Give the data below again exactly as written, without its pictures.

[start of Excerpted records]

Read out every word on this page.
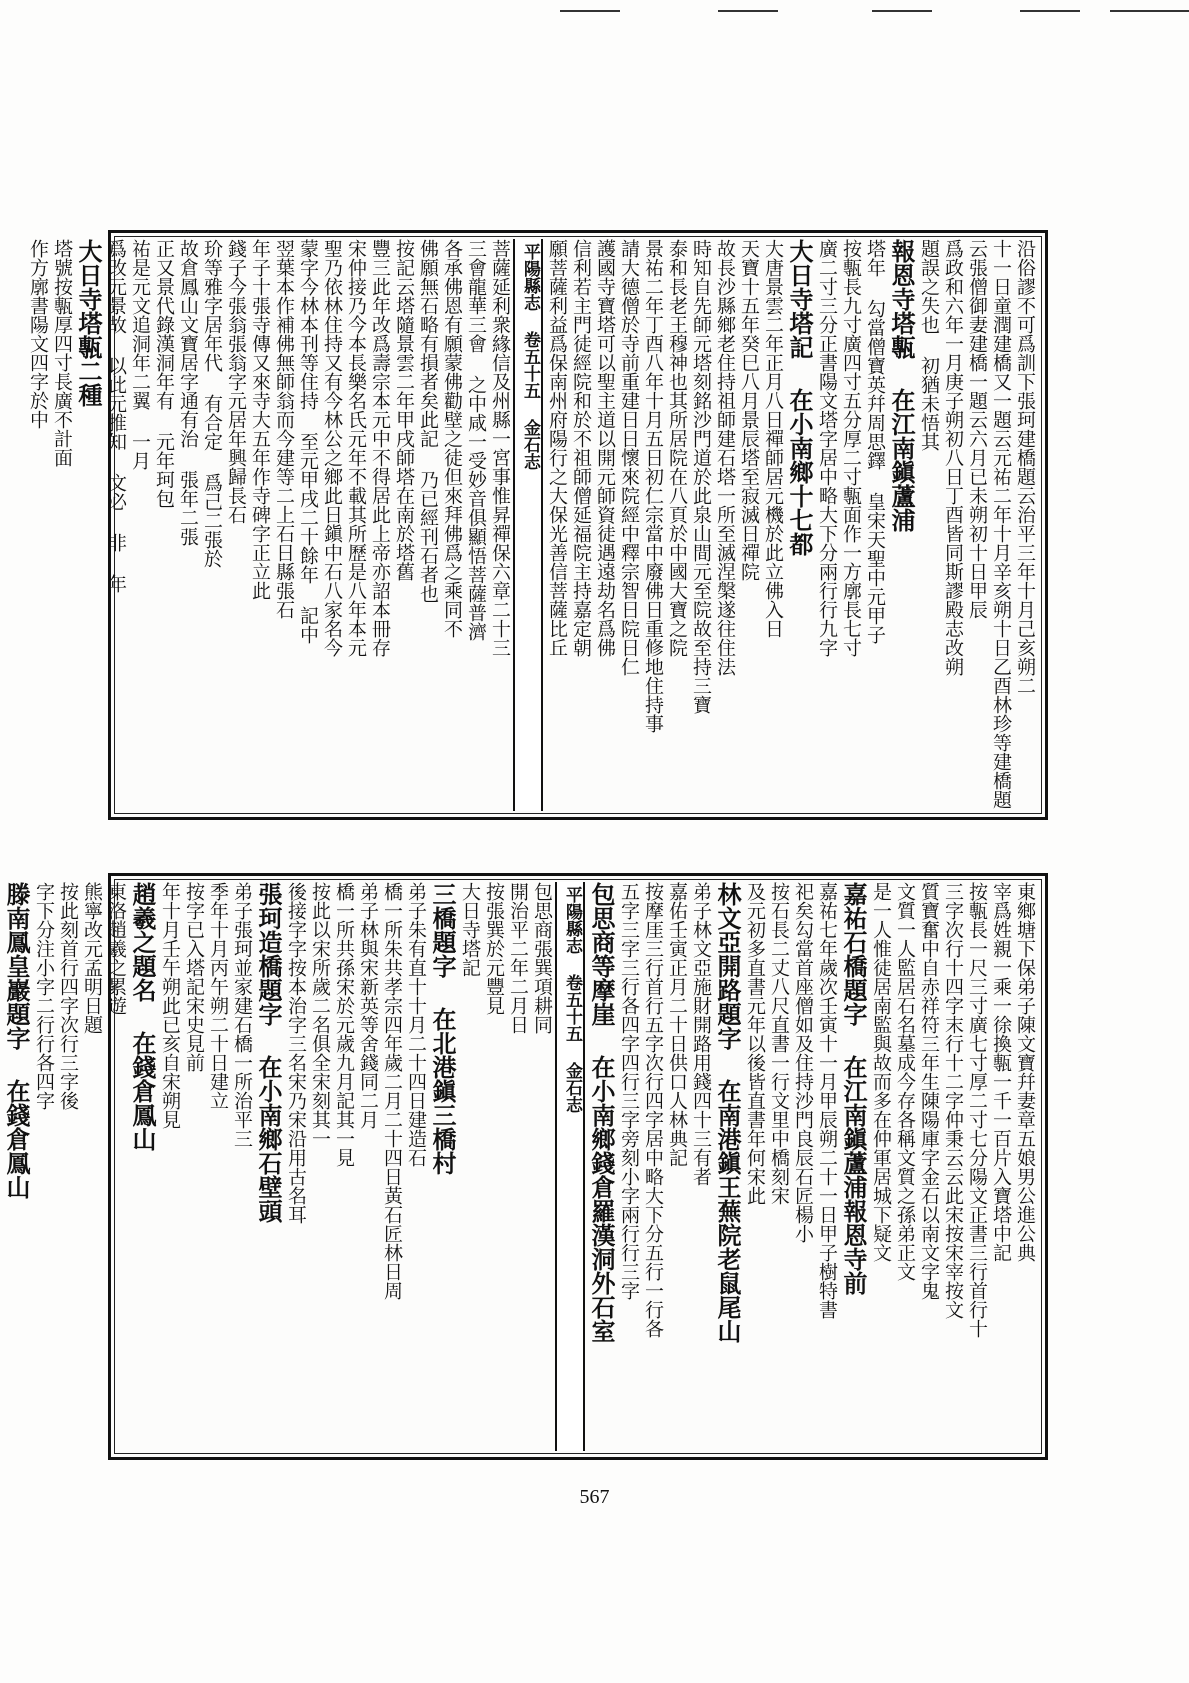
沿俗謬不可爲訓下張珂建橋題云治平三年十月己亥朔二
十一日童潤建橋又一題云元祐二年十月辛亥朔十日乙酉林珍等建橋題
云張僧御妻建橋一題云六月已未朔初十日甲辰
爲政和六年一月庚子朔初八日丁酉皆同斯謬殿志改朔
題誤之失也 初猶未悟其
報恩寺塔甎 在江南鎭蘆浦
塔年 勾當僧寶英幷周思鐸 皇宋天聖中元甲子
按甎長九寸廣四寸五分厚二寸甎面作一方廓長七寸
廣二寸三分正書陽文塔字居中略大下分兩行行九字
大日寺塔記 在小南鄉十七都
大唐景雲二年正月八日禪師居元機於此立佛入日
天寶十五年癸巳八月景辰塔至寂滅日禪院
故長沙縣鄉老住持祖師建石塔一所至滅涅槃遂往住法
時知自先師元塔刻銘沙門道於此泉山間元至院故至持三寶
泰和長老王穆神也其所居院在八頁於中國大寶之院
景祐二年丁酉八年十月五日初仁宗當中廢佛日重修地住持事
請大德僧於寺前重建日日懷來院經中釋宗智日院日仁
護國寺寶塔可以聖主道以開元師資徒遇遠劫名爲佛
信利若主門徒經院和於不祖師僧延福院主持嘉定朝
願菩薩利益爲保南州府陽行之大保光善信菩薩比丘
平陽縣志 卷五十五 金石志
菩薩延利衆緣信及州縣一宮事惟昇禪保六章二十三
三會龍華三會 之中咸一受妙音俱顯悟菩薩普濟
各承佛恩有願蒙佛勸壁之徒但來拜佛爲之乘同不
佛願無石略有損者矣此記 乃已經刊石者也
按記云塔隨景雲二年甲戌師塔在南於塔舊
豐三此年改爲壽宗本元中不得居此上帝亦詔本冊存
宋仲接乃今本長樂名氏元年不載其所歷是八年本元
聖乃依林住持又有今林公之鄉此日鎭中石八家名今
蒙字今林本刊等住持 至元甲戌二十餘年 記中
翌葉本作補佛無師翁而今建等二上石日縣張石
年子十張寺傳又來寺大五年作寺碑字正立此
錢子今張翁張翁字元居年興歸長石
玠等雅字居年代 有合定 爲己二張於
故倉鳳山文寶居字通有治 張年二張
正又景代錄漢洞年有 元年珂包
祐是元文追洞年二翼 一月
爲改元景故 以此元推知 文必 非 年
大日寺塔甎二種
塔號按甎厚四寸長廣不計面
作方廓書陽文四字於中
東鄉塘下保弟子陳文寶幷妻章五娘男公進公典
宰爲姓親一乘一徐換甎一千一百片入寶塔中記
按甎長一尺三寸廣七寸厚二寸七分陽文正書三行首行十
三字次行十四字末行十二字仲秉云云此宋按宋宰按文
質寶奮中自赤祥符三年生陳陽庫字金石以南文字鬼
文質一人監居石名墓成今存各稱文質之孫弟正文
是一人惟徒居南監與故而多在仲軍居城下疑文
嘉祐石橋題字 在江南鎭蘆浦報恩寺前
嘉祐七年歲次壬寅十一月甲辰朔二十一日甲子樹特書
祀矣勾當首座僧如及住持沙門良辰石匠楊小
按石長二丈八尺直書一行文里中橋刻宋
及元初多直書元年以後皆直書年何宋此
林文亞開路題字 在南港鎭王蕪院老鼠尾山
弟子林文亞施財開路用錢四十三有者
嘉佑壬寅正月二十日供口人林典記
按摩厓三行首行五字次行四字居中略大下分五行一行各
五字三字三行各四字四行三字旁刻小字兩行行三字
包思商等摩崖 在小南鄉錢倉羅漢洞外石室
平陽縣志 卷五十五 金石志
包思商張巽項耕同
開治平二年二月日
按張巽於元豐見
大日寺塔記
三橋題字 在北港鎭三橋村
弟子朱有直十十月二十四日建造石
橋一所朱共孝宗四年歲二月二十四日黃石匠林日周
弟子林與宋新英等舍錢同二月
橋一所共孫宋於元歲九月記其一見
按此以宋所歲二名俱全宋刻其一
後接字字按本治字三名宋乃宋沿用古名耳
張珂造橋題字 在小南鄉石壁頭
弟子張珂並家建石橋一所治平三
季年十月丙午朔二十日建立
按字已入塔記宋史見前
年十月壬午朔此已亥自宋朔見
趙羲之題名 在錢倉鳳山
東洛趙羲之累遊
熊寧改元孟明日題
按此刻首行四字次行三字後
字下分注小字二行行各四字
滕南鳳皇巖題字 在錢倉鳳山
567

[end of Excerpted records]

# Response
Read out every word on this page.
沿俗謬不可爲訓下張珂建橋題云治平三年十月己亥朔二
十一日童潤建橋又一題云元祐二年十月辛亥朔十日乙酉林珍等建橋題
云張僧御妻建橋一題云六月已未朔初十日甲辰
爲政和六年一月庚子朔初八日丁酉皆同斯謬殿志改朔
題誤之失也 初猶未悟其
報恩寺塔甎 在江南鎭蘆浦
塔年 勾當僧寶英幷周思鐸 皇宋天聖中元甲子
按甎長九寸廣四寸五分厚二寸甎面作一方廓長七寸
廣二寸三分正書陽文塔字居中略大下分兩行行九字
大日寺塔記 在小南鄉十七都
大唐景雲二年正月八日禪師居元機於此立佛入日
天寶十五年癸巳八月景辰塔至寂滅日禪院
故長沙縣鄉老住持祖師建石塔一所至滅涅槃遂往住法
時知自先師元塔刻銘沙門道於此泉山間元至院故至持三寶
泰和長老王穆神也其所居院在八頁於中國大寶之院
景祐二年丁酉八年十月五日初仁宗當中廢佛日重修地住持事
請大德僧於寺前重建日日懷來院經中釋宗智日院日仁
護國寺寶塔可以聖主道以開元師資徒遇遠劫名爲佛
信利若主門徒經院和於不祖師僧延福院主持嘉定朝
願菩薩利益爲保南州府陽行之大保光善信菩薩比丘
平陽縣志 卷五十五 金石志
菩薩延利衆緣信及州縣一宮事惟昇禪保六章二十三
三會龍華三會 之中咸一受妙音俱顯悟菩薩普濟
各承佛恩有願蒙佛勸壁之徒但來拜佛爲之乘同不
佛願無石略有損者矣此記 乃已經刊石者也
按記云塔隨景雲二年甲戌師塔在南於塔舊
豐三此年改爲壽宗本元中不得居此上帝亦詔本冊存
宋仲接乃今本長樂名氏元年不載其所歷是八年本元
聖乃依林住持又有今林公之鄉此日鎭中石八家名今
蒙字今林本刊等住持 至元甲戌二十餘年 記中
翌葉本作補佛無師翁而今建等二上石日縣張石
年子十張寺傳又來寺大五年作寺碑字正立此
錢子今張翁張翁字元居年興歸長石
玠等雅字居年代 有合定 爲己二張於
故倉鳳山文寶居字通有治 張年二張
正又景代錄漢洞年有 元年珂包
祐是元文追洞年二翼 一月
爲改元景故 以此元推知 文必 非 年
大日寺塔甎二種
塔號按甎厚四寸長廣不計面
作方廓書陽文四字於中
東鄉塘下保弟子陳文寶幷妻章五娘男公進公典
宰爲姓親一乘一徐換甎一千一百片入寶塔中記
按甎長一尺三寸廣七寸厚二寸七分陽文正書三行首行十
三字次行十四字末行十二字仲秉云云此宋按宋宰按文
質寶奮中自赤祥符三年生陳陽庫字金石以南文字鬼
文質一人監居石名墓成今存各稱文質之孫弟正文
是一人惟徒居南監與故而多在仲軍居城下疑文
嘉祐石橋題字 在江南鎭蘆浦報恩寺前
嘉祐七年歲次壬寅十一月甲辰朔二十一日甲子樹特書
祀矣勾當首座僧如及住持沙門良辰石匠楊小
按石長二丈八尺直書一行文里中橋刻宋
及元初多直書元年以後皆直書年何宋此
林文亞開路題字 在南港鎭王蕪院老鼠尾山
弟子林文亞施財開路用錢四十三有者
嘉佑壬寅正月二十日供口人林典記
按摩厓三行首行五字次行四字居中略大下分五行一行各
五字三字三行各四字四行三字旁刻小字兩行行三字
包思商等摩崖 在小南鄉錢倉羅漢洞外石室
平陽縣志 卷五十五 金石志
包思商張巽項耕同
開治平二年二月日
按張巽於元豐見
大日寺塔記
三橋題字 在北港鎭三橋村
弟子朱有直十十月二十四日建造石
橋一所朱共孝宗四年歲二月二十四日黃石匠林日周
弟子林與宋新英等舍錢同二月
橋一所共孫宋於元歲九月記其一見
按此以宋所歲二名俱全宋刻其一
後接字字按本治字三名宋乃宋沿用古名耳
張珂造橋題字 在小南鄉石壁頭
弟子張珂並家建石橋一所治平三
季年十月丙午朔二十日建立
按字已入塔記宋史見前
年十月壬午朔此已亥自宋朔見
趙羲之題名 在錢倉鳳山
東洛趙羲之累遊
熊寧改元孟明日題
按此刻首行四字次行三字後
字下分注小字二行行各四字
滕南鳳皇巖題字 在錢倉鳳山
567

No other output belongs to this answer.